■ **What you should do**: Retype nothing but the lines running from the line that contains "Reverse-engineer this chart into JSON." to the last line, both ends included, and skip every image.

Rows from a figure dataset
————
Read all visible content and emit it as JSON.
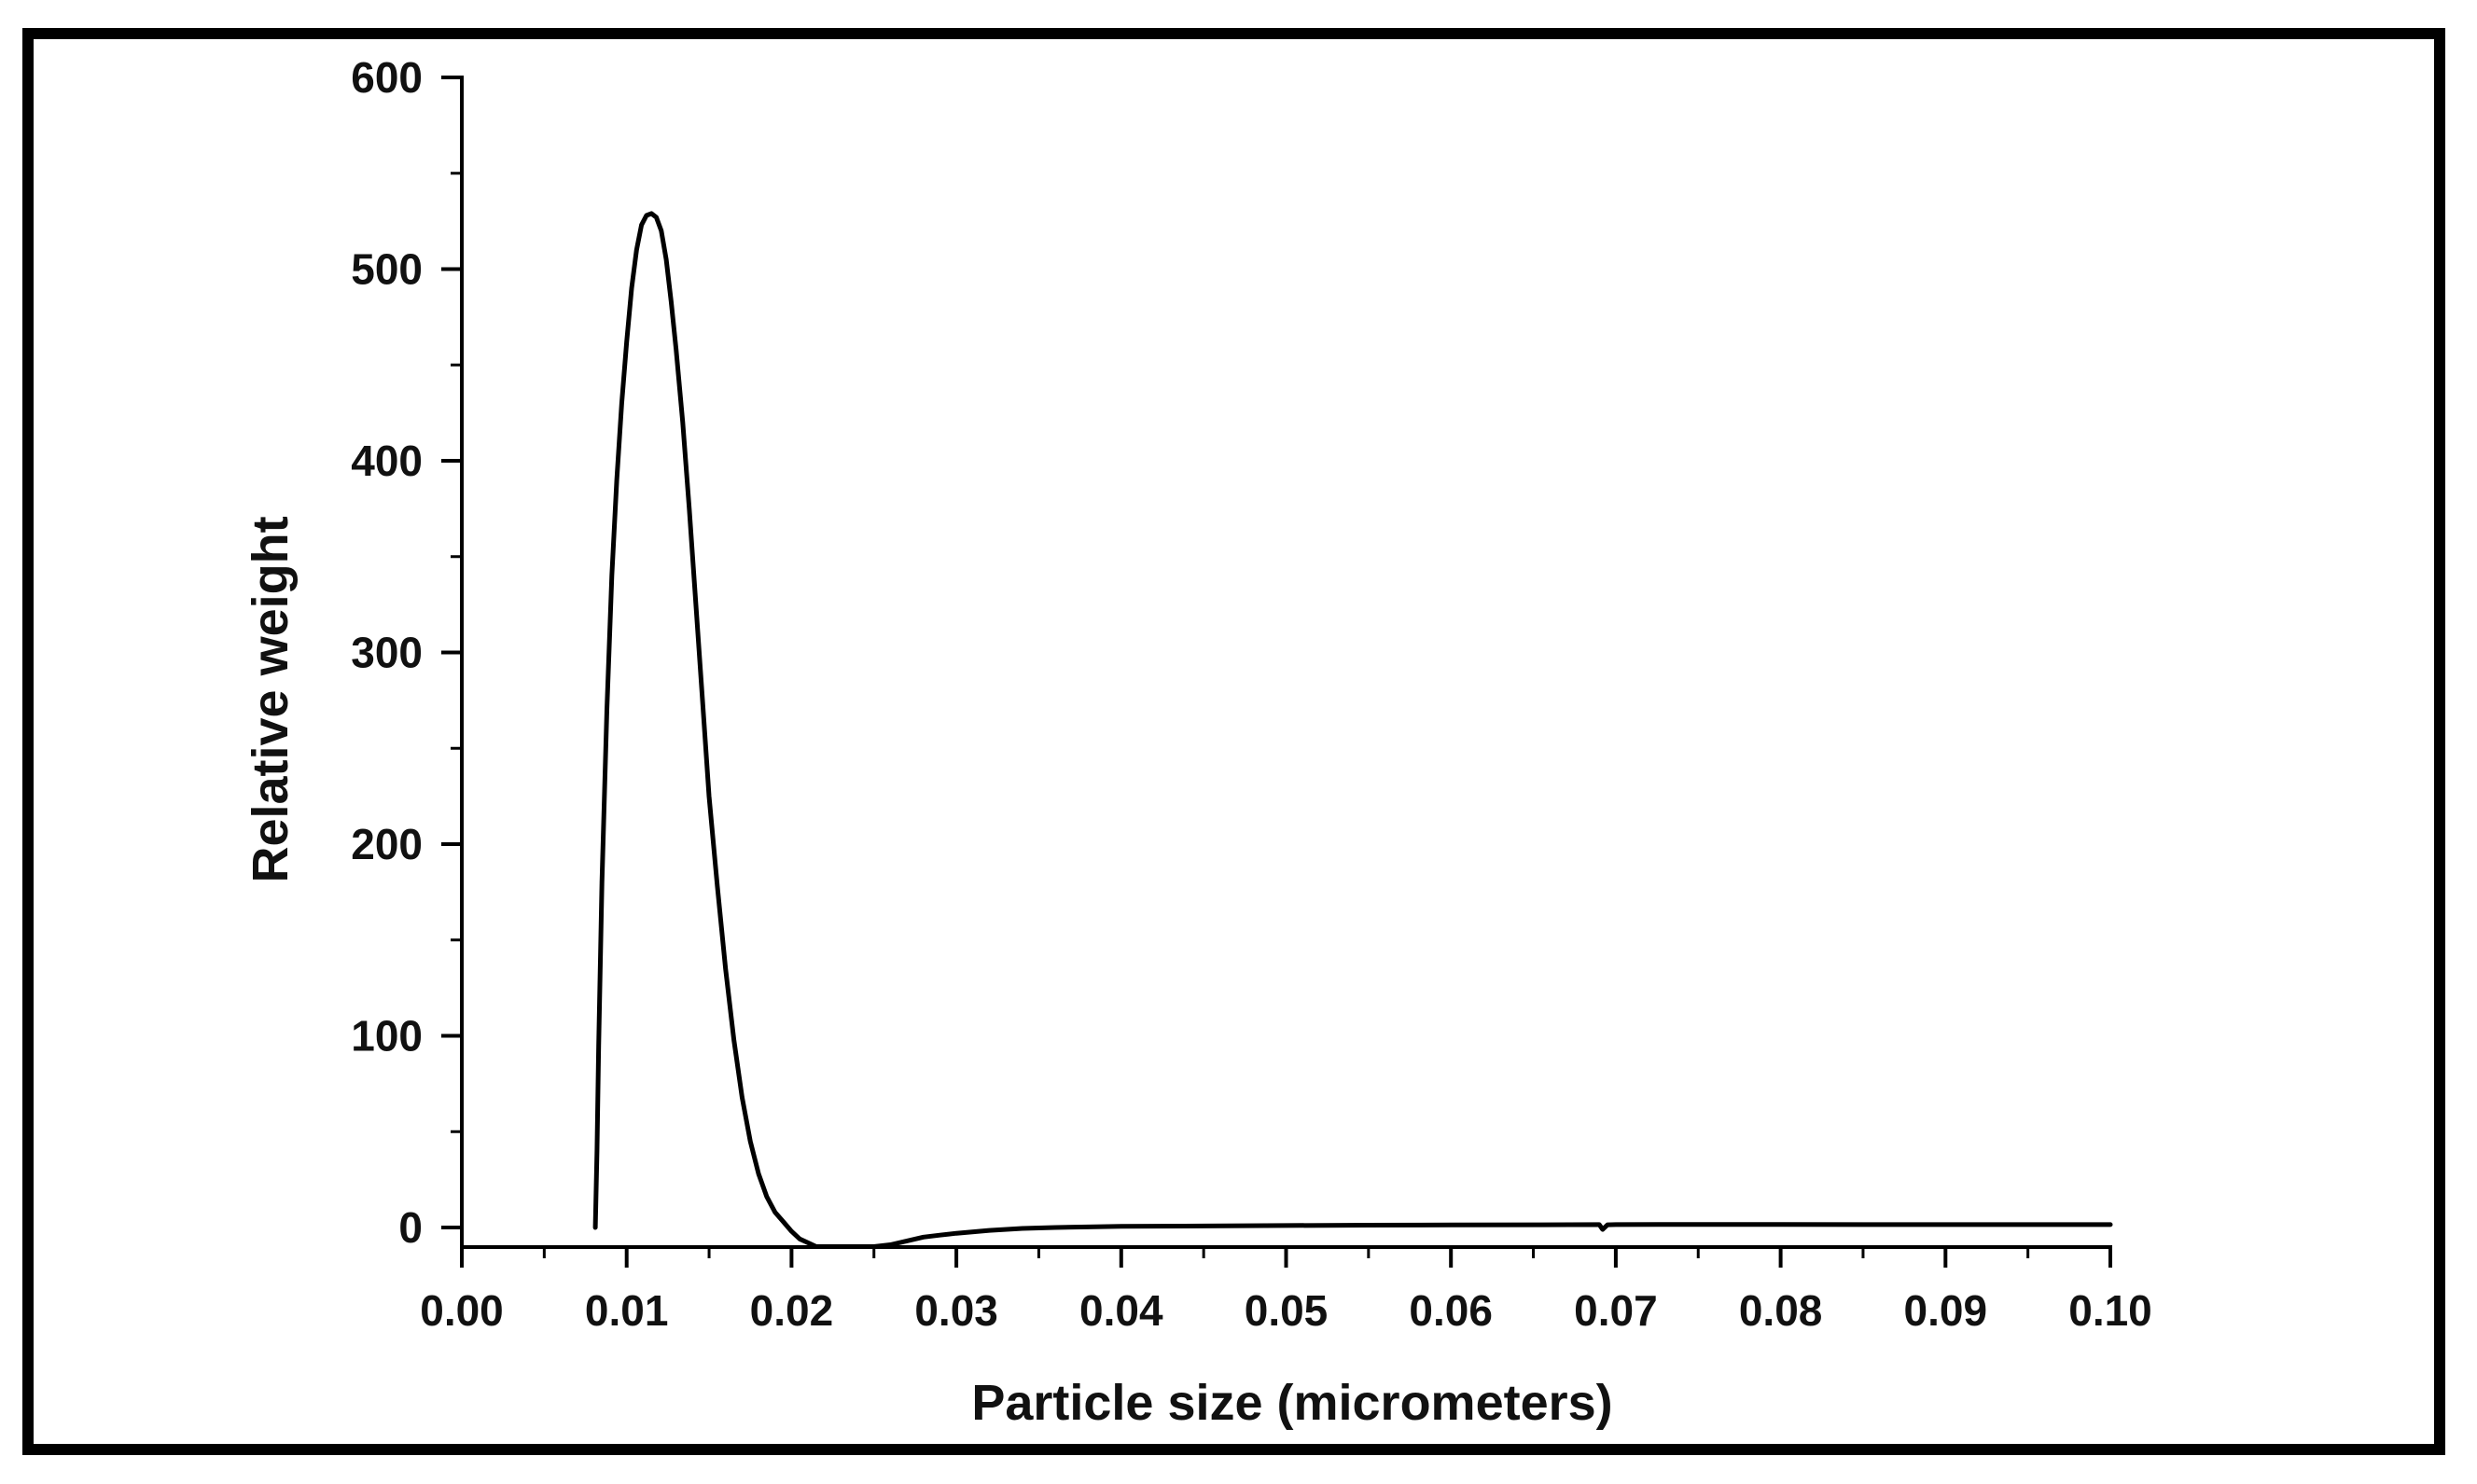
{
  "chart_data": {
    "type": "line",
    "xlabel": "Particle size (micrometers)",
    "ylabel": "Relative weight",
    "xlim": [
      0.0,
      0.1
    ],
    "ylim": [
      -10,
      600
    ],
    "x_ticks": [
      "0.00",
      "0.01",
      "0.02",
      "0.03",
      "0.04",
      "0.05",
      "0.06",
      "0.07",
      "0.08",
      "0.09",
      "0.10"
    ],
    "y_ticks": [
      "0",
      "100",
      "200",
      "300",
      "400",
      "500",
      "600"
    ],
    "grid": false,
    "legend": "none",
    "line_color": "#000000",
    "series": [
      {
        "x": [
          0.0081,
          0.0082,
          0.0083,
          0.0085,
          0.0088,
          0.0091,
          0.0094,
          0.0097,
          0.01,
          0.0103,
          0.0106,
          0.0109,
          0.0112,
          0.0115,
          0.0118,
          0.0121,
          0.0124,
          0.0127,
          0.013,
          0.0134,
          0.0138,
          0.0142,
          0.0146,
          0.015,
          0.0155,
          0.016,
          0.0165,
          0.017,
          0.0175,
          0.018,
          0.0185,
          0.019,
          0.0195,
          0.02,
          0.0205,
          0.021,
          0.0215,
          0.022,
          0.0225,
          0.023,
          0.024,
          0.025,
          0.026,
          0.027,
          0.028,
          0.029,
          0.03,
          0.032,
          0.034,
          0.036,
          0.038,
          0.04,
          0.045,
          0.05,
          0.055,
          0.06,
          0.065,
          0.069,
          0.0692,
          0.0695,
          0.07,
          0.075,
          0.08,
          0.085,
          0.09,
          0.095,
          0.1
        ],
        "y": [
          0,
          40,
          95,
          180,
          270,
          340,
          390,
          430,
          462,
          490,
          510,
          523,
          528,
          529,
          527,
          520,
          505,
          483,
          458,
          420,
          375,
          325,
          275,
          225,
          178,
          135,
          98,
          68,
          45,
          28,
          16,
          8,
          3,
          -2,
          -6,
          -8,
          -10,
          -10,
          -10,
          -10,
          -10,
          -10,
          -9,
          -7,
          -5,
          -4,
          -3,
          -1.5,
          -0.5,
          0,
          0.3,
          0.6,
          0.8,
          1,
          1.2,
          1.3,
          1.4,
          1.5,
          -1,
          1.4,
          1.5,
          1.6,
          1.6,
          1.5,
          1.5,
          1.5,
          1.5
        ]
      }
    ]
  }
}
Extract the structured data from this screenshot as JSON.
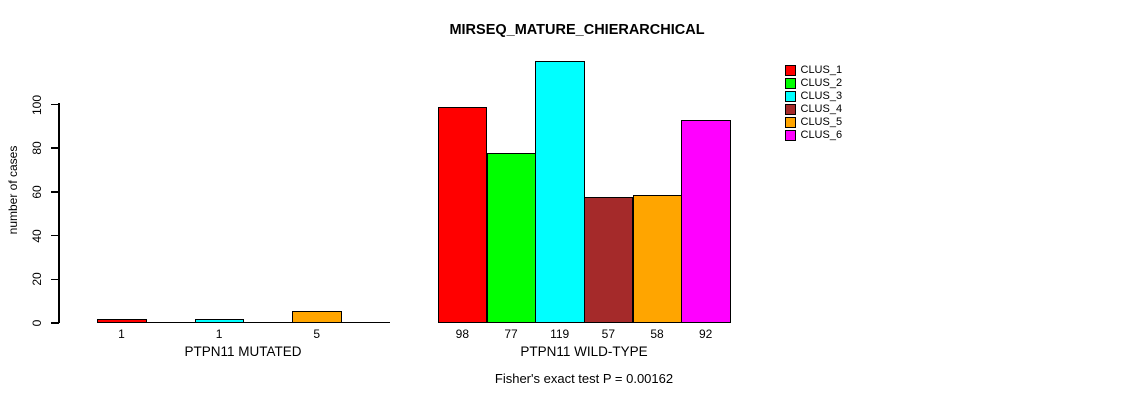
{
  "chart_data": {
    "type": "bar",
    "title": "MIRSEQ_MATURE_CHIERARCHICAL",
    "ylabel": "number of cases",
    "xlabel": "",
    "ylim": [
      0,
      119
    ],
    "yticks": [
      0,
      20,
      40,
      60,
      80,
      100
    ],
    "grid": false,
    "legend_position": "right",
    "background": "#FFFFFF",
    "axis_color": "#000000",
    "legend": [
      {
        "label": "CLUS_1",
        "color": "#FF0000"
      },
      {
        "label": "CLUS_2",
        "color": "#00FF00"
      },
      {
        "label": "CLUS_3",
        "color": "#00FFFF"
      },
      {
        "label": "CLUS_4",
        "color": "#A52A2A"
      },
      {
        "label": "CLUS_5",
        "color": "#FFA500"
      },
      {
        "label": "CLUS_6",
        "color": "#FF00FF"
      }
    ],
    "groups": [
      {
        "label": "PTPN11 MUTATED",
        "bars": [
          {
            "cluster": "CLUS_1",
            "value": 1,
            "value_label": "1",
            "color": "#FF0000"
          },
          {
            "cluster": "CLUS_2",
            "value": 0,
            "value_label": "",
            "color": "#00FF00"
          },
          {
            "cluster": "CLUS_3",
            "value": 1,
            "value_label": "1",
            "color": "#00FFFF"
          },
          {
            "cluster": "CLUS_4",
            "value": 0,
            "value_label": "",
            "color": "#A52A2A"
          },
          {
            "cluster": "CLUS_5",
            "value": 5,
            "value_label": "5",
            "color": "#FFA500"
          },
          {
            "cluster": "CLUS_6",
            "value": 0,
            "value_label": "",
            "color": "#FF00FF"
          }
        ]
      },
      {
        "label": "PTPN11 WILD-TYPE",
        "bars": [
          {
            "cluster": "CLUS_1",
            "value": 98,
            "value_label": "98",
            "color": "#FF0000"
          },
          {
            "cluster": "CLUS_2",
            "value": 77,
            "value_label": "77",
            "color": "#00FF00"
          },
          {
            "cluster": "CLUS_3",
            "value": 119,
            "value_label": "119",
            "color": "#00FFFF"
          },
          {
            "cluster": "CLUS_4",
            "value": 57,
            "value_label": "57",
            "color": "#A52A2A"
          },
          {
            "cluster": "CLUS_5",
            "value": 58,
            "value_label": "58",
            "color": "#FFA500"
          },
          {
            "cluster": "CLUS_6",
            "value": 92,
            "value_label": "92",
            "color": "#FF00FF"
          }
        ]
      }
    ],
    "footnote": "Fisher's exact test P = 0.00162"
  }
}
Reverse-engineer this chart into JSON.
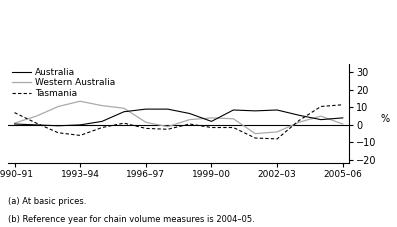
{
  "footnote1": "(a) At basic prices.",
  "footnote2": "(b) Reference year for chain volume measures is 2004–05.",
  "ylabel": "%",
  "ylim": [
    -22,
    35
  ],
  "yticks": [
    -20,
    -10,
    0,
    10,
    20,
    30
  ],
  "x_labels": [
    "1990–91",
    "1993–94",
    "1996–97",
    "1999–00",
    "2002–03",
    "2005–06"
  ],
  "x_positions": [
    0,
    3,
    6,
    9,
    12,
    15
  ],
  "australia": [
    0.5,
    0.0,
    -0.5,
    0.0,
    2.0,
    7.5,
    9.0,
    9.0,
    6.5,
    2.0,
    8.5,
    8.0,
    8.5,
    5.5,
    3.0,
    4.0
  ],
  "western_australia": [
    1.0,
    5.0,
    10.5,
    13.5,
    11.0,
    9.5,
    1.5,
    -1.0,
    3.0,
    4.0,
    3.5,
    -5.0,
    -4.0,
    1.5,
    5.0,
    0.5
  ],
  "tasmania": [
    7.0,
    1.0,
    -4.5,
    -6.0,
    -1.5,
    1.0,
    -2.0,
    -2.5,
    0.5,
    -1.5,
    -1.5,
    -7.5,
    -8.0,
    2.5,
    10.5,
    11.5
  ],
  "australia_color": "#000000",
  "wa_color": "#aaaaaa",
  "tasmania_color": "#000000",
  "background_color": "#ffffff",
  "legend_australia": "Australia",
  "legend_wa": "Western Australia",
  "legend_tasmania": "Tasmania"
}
————
■ **Result**:
Reverse-engineer this chart into JSON.
{
  "footnote1": "(a) At basic prices.",
  "footnote2": "(b) Reference year for chain volume measures is 2004–05.",
  "ylabel": "%",
  "ylim": [
    -22,
    35
  ],
  "yticks": [
    -20,
    -10,
    0,
    10,
    20,
    30
  ],
  "x_labels": [
    "1990–91",
    "1993–94",
    "1996–97",
    "1999–00",
    "2002–03",
    "2005–06"
  ],
  "x_positions": [
    0,
    3,
    6,
    9,
    12,
    15
  ],
  "australia": [
    0.5,
    0.0,
    -0.5,
    0.0,
    2.0,
    7.5,
    9.0,
    9.0,
    6.5,
    2.0,
    8.5,
    8.0,
    8.5,
    5.5,
    3.0,
    4.0
  ],
  "western_australia": [
    1.0,
    5.0,
    10.5,
    13.5,
    11.0,
    9.5,
    1.5,
    -1.0,
    3.0,
    4.0,
    3.5,
    -5.0,
    -4.0,
    1.5,
    5.0,
    0.5
  ],
  "tasmania": [
    7.0,
    1.0,
    -4.5,
    -6.0,
    -1.5,
    1.0,
    -2.0,
    -2.5,
    0.5,
    -1.5,
    -1.5,
    -7.5,
    -8.0,
    2.5,
    10.5,
    11.5
  ],
  "australia_color": "#000000",
  "wa_color": "#aaaaaa",
  "tasmania_color": "#000000",
  "background_color": "#ffffff",
  "legend_australia": "Australia",
  "legend_wa": "Western Australia",
  "legend_tasmania": "Tasmania"
}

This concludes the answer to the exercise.